▸ Prompt: Copy every line that mentions the word "text".
— begin Records for the exercise —
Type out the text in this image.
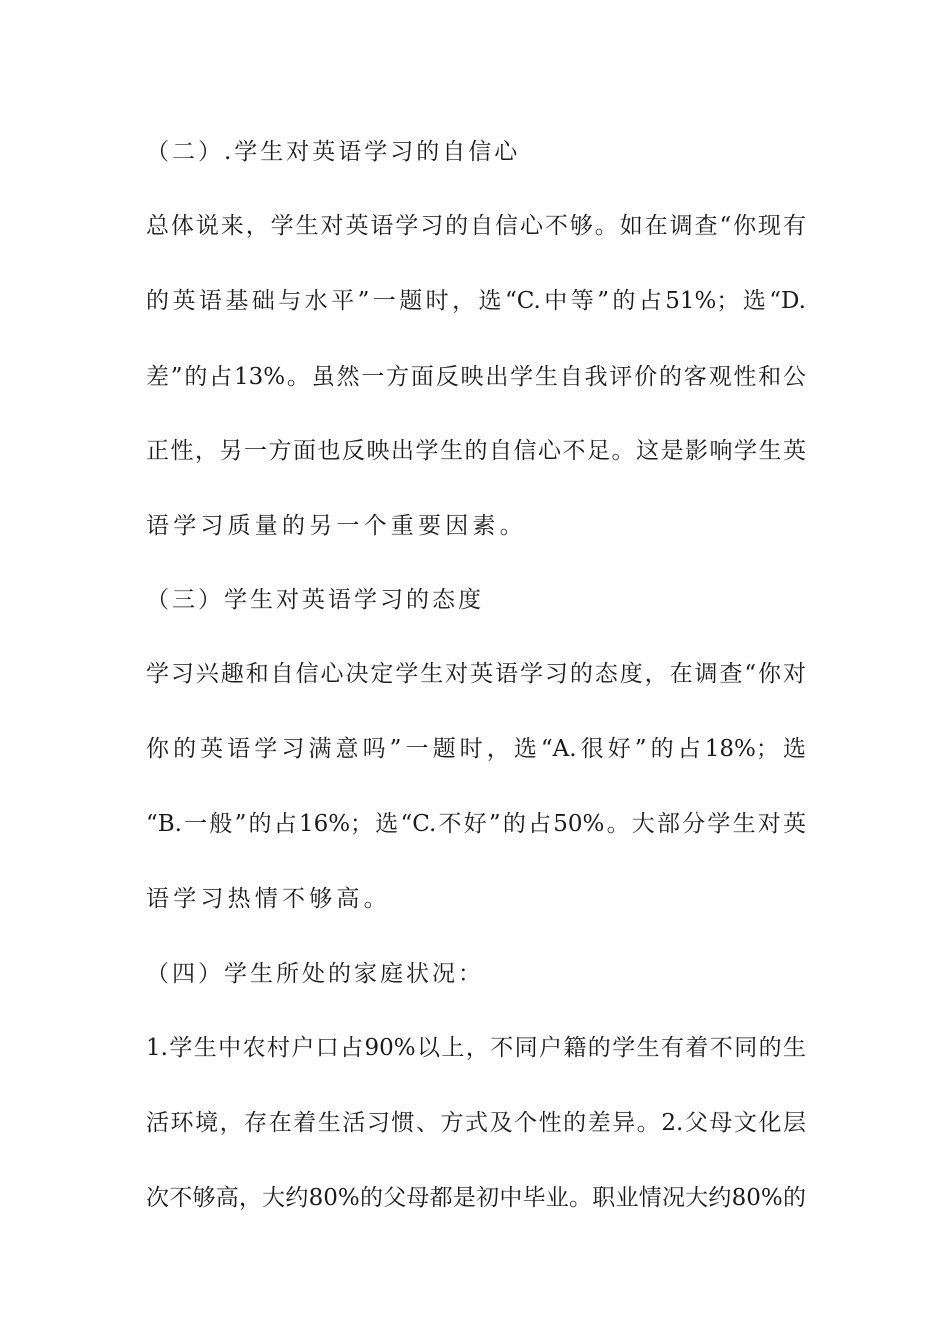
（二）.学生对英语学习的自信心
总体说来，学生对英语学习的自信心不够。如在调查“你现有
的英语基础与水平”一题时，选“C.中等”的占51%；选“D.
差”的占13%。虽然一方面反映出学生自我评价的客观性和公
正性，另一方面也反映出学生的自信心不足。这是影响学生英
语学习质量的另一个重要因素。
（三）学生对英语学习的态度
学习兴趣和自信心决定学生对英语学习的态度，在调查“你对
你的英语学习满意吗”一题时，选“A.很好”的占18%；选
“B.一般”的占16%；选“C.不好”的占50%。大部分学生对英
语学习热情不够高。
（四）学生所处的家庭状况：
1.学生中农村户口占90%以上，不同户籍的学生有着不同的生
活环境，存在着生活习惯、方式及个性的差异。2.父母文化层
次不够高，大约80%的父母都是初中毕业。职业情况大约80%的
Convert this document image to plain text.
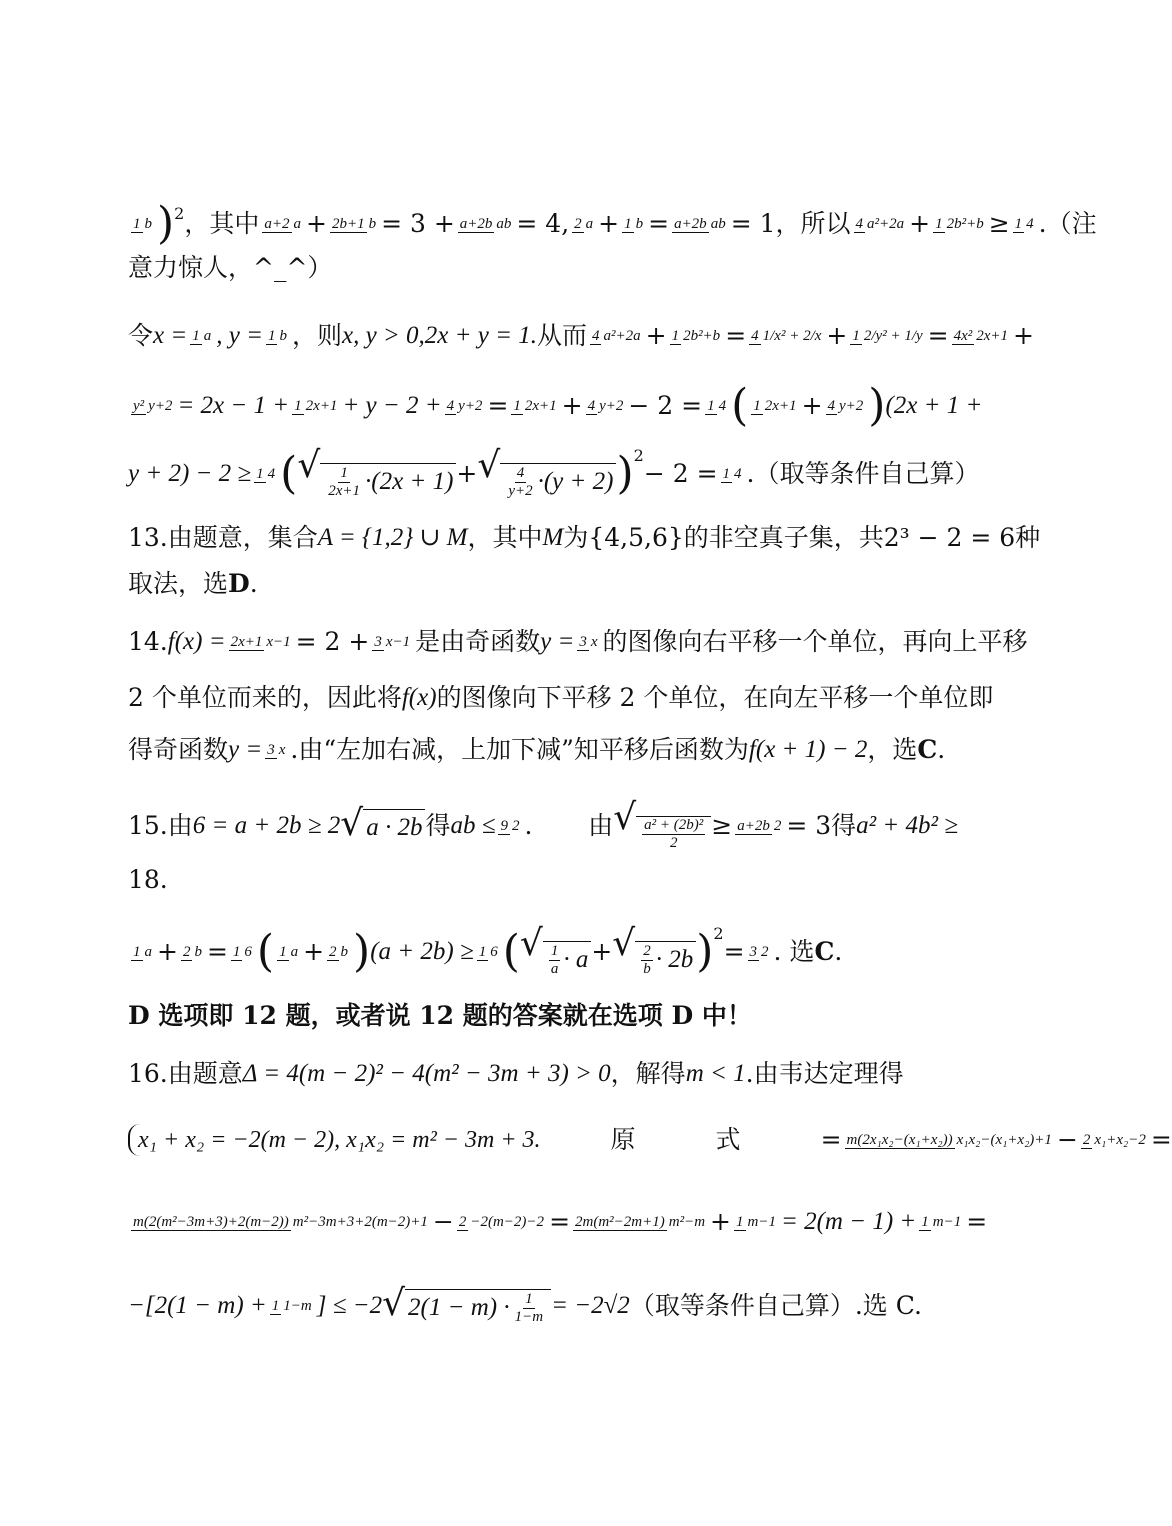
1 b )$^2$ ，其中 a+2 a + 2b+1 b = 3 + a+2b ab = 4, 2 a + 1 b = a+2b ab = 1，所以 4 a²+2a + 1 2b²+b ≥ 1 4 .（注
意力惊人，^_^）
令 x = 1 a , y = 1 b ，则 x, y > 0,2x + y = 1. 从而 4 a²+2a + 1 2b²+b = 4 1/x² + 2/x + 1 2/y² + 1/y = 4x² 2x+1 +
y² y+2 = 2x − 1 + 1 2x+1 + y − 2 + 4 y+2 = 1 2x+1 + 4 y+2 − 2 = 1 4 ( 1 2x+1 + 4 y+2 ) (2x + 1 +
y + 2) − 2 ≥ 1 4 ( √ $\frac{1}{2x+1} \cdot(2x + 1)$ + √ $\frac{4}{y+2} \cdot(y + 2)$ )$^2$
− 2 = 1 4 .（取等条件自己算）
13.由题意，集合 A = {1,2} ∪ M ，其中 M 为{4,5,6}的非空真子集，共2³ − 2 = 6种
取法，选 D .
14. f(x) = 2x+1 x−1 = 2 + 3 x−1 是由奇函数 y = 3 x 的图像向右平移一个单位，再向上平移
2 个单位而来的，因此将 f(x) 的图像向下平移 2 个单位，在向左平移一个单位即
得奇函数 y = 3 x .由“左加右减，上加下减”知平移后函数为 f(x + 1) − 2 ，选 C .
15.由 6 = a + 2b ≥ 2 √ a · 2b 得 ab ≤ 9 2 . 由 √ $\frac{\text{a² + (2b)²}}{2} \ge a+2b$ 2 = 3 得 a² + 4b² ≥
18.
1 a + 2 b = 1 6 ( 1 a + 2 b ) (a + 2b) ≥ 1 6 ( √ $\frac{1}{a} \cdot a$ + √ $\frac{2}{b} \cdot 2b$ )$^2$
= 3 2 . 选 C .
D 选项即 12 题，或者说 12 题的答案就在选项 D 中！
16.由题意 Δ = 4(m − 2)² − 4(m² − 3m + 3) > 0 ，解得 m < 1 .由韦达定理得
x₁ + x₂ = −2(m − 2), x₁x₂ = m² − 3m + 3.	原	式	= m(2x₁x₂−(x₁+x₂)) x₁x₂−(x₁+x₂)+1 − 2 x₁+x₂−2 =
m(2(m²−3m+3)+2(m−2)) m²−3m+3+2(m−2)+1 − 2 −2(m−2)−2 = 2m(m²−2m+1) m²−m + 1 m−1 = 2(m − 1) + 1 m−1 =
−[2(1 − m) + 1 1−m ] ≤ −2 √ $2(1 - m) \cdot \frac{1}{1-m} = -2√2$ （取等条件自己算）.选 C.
— end Records for the exercise —
▸ Full answer:
Type out the text in this image.
Convert this document image to plain text.
15.由 6 = a + 2b ≥ 2 √ a · 2b 得 ab ≤ 9 2 . 由 √ $\frac{\text{a² + (2b)²}}{2} \ge a+2b$ 2 = 3 得 a² + 4b² ≥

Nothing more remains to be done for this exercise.